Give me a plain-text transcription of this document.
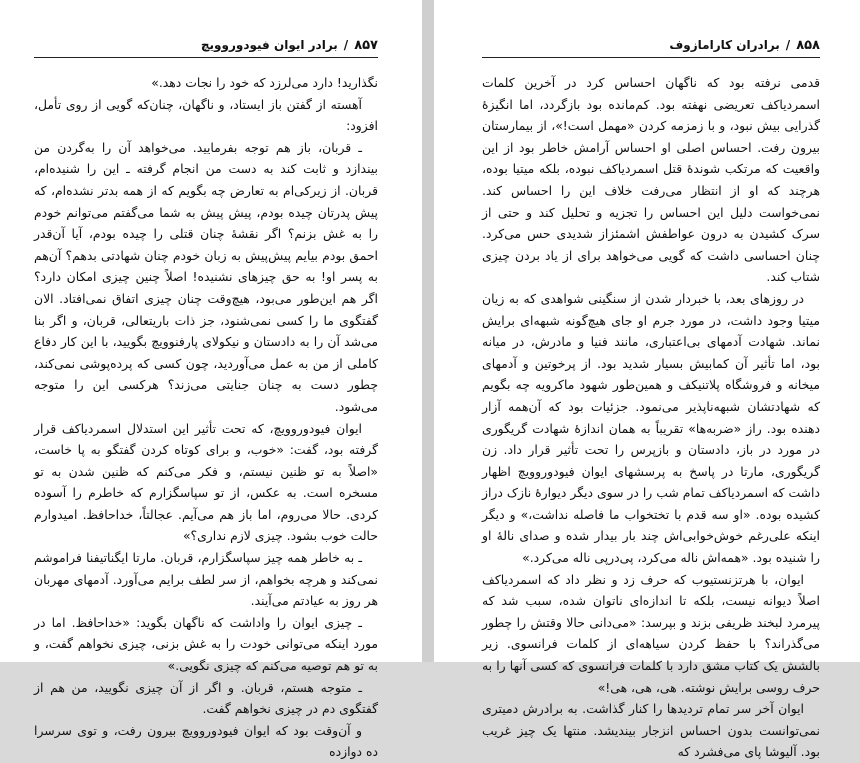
۸۵۷
/
برادر ایوان فیودوروویچ

نگذارید! دارد می‌لرزد که خود را نجات دهد.»

آهسته از گفتن باز ایستاد، و ناگهان، چنان‌که گویی از روی تأمل، افزود:

ـ قربان، باز هم توجه بفرمایید. می‌خواهد آن را به‌گردن من بیندازد و ثابت کند به دست من انجام گرفته ـ این را شنیده‌ام، قربان. از زیرکی‌ام به تعارض چه بگویم که از همه بدتر نشده‌ام، که پیش پدرتان چیده بودم، پیش پیش به شما می‌گفتم می‌توانم خودم را به غش بزنم؟ اگر نقشهٔ چنان قتلی را چیده بودم، آیا آن‌قدر احمق بودم بیایم پیش‌پیش به زبان خودم چنان شهادتی بدهم؟ آن‌هم به پسر او! به حق چیزهای نشنیده! اصلاً چنین چیزی امکان دارد؟ اگر هم این‌طور می‌بود، هیچ‌وقت چنان چیزی اتفاق نمی‌افتاد. الان گفتگوی ما را کسی نمی‌شنود، جز ذات باریتعالی، قربان، و اگر بنا می‌شد آن را به دادستان و نیکولای پارفنوویچ بگویید، با این کار دفاع کاملی از من به عمل می‌آوردید، چون کسی که پرده‌پوشی نمی‌کند، چطور دست به چنان جنایتی می‌زند؟ هرکسی این را متوجه می‌شود.

ایوان فیودوروویچ، که تحت تأثیر این استدلال اسمردیاکف قرار گرفته بود، گفت: «خوب، و برای کوتاه کردن گفتگو به پا خاست، «اصلاً به تو ظنین نیستم، و فکر می‌کنم که ظنین شدن به تو مسخره است. به عکس، از تو سپاسگزارم که خاطرم را آسوده کردی. حالا می‌روم، اما باز هم می‌آیم. عجالتاً، خداحافظ. امیدوارم حالت خوب بشود. چیزی لازم نداری؟»

ـ به خاطر همه چیز سپاسگزارم، قربان. مارتا ایگناتیفنا فراموشم نمی‌کند و هرچه بخواهم، از سر لطف برایم می‌آورد. آدمهای مهربان هر روز به عیادتم می‌آیند.

ـ چیزی ایوان را واداشت که ناگهان بگوید: «خداحافظ. اما در مورد اینکه می‌توانی خودت را به غش بزنی، چیزی نخواهم گفت، و به تو هم توصیه می‌کنم که چیزی نگویی.»

ـ متوجه هستم، قربان. و اگر از آن چیزی نگویید، من هم از گفتگوی دم در چیزی نخواهم گفت.

و آن‌وقت بود که ایوان فیودوروویچ بیرون رفت، و توی سرسرا ده دوازده

۸۵۸
/
برادران کارامازوف

قدمی نرفته بود که ناگهان احساس کرد در آخرین کلمات اسمردیاکف تعریضی نهفته بود. کم‌مانده بود بازگردد، اما انگیزهٔ گذرایی بیش نبود، و با زمزمه کردن «مهمل است!»، از بیمارستان بیرون رفت. احساس اصلی او احساس آرامش خاطر بود از این واقعیت که مرتکب شوندهٔ قتل اسمردیاکف نبوده، بلکه میتیا بوده، هرچند که او از انتظار می‌رفت خلاف این را احساس کند. نمی‌خواست دلیل این احساس را تجزیه و تحلیل کند و حتی از سرک کشیدن به درون عواطفش اشمئزاز شدیدی حس می‌کرد. چنان احساسی داشت که گویی می‌خواهد برای از یاد بردن چیزی شتاب کند.

در روزهای بعد، با خبردار شدن از سنگینی شواهدی که به زیان میتیا وجود داشت، در مورد جرم او جای هیچ‌گونه شبهه‌ای برایش نماند. شهادت آدمهای بی‌اعتباری، مانند فنیا و مادرش، در میانه بود، اما تأثیر آن کمابیش بسیار شدید بود. از پرخوتین و آدمهای میخانه و فروشگاه پلاتنیکف و همین‌طور شهود ماکرویه چه بگویم که شهادتشان شبهه‌ناپذیر می‌نمود. جزئیات بود که آن‌همه آزار دهنده بود. راز «ضربه‌ها» تقریباً به همان اندازهٔ شهادت گریگوری در مورد در باز، دادستان و بازپرس را تحت تأثیر قرار داد. زن گریگوری، مارتا در پاسخ به پرسشهای ایوان فیودوروویچ اظهار داشت که اسمردیاکف تمام شب را در سوی دیگر دیوارهٔ نازک دراز کشیده بوده. «او سه قدم با تختخواب ما فاصله نداشت،» و دیگر اینکه علی‌رغم خوش‌خوابی‌اش چند بار بیدار شده و صدای نالهٔ او را شنیده بود. «همه‌اش ناله می‌کرد، پی‌درپی ناله می‌کرد.»

ایوان، با هرتزنستیوب که حرف زد و نظر داد که اسمردیاکف اصلاً دیوانه نیست، بلکه تا اندازه‌ای ناتوان شده، سبب شد که پیرمرد لبخند ظریفی بزند و بپرسد: «می‌دانی حالا وقتش را چطور می‌گذراند؟ با حفظ کردن سیاهه‌ای از کلمات فرانسوی. زیر بالشش یک کتاب مشق دارد با کلمات فرانسوی که کسی آنها را به حرف روسی برایش نوشته. هی، هی، هی!»

ایوان آخر سر تمام تردیدها را کنار گذاشت. به برادرش دمیتری نمی‌توانست بدون احساس انزجار بیندیشد. منتها یک چیز غریب بود. آلیوشا پای می‌فشرد که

> **EXERCISE PROMPT**:
List the lines of the records where "کلمات" occurs.

> **ANSWER TO THE TASK**:
قدمی نرفته بود که ناگهان احساس کرد در آخرین کلمات اسمردیاکف تعریضی نهفته بود. کم‌مانده بود بازگردد، اما انگیزهٔ گذرایی بیش نبود، و با زمزمه کردن «مهمل است!»، از بیمارستان بیرون رفت. احساس اصلی او احساس آرامش خاطر بود از این واقعیت که مرتکب شوندهٔ قتل اسمردیاکف نبوده، بلکه میتیا بوده، هرچند که او از انتظار می‌رفت خلاف این را احساس کند. نمی‌خواست دلیل این احساس را تجزیه و تحلیل کند و حتی از سرک کشیدن به درون عواطفش اشمئزاز شدیدی حس می‌کرد. چنان احساسی داشت که گویی می‌خواهد برای از یاد بردن چیزی شتاب کند.
ایوان، با هرتزنستیوب که حرف زد و نظر داد که اسمردیاکف اصلاً دیوانه نیست، بلکه تا اندازه‌ای ناتوان شده، سبب شد که پیرمرد لبخند ظریفی بزند و بپرسد: «می‌دانی حالا وقتش را چطور می‌گذراند؟ با حفظ کردن سیاهه‌ای از کلمات فرانسوی. زیر بالشش یک کتاب مشق دارد با کلمات فرانسوی که کسی آنها را به حرف روسی برایش نوشته. هی، هی، هی!»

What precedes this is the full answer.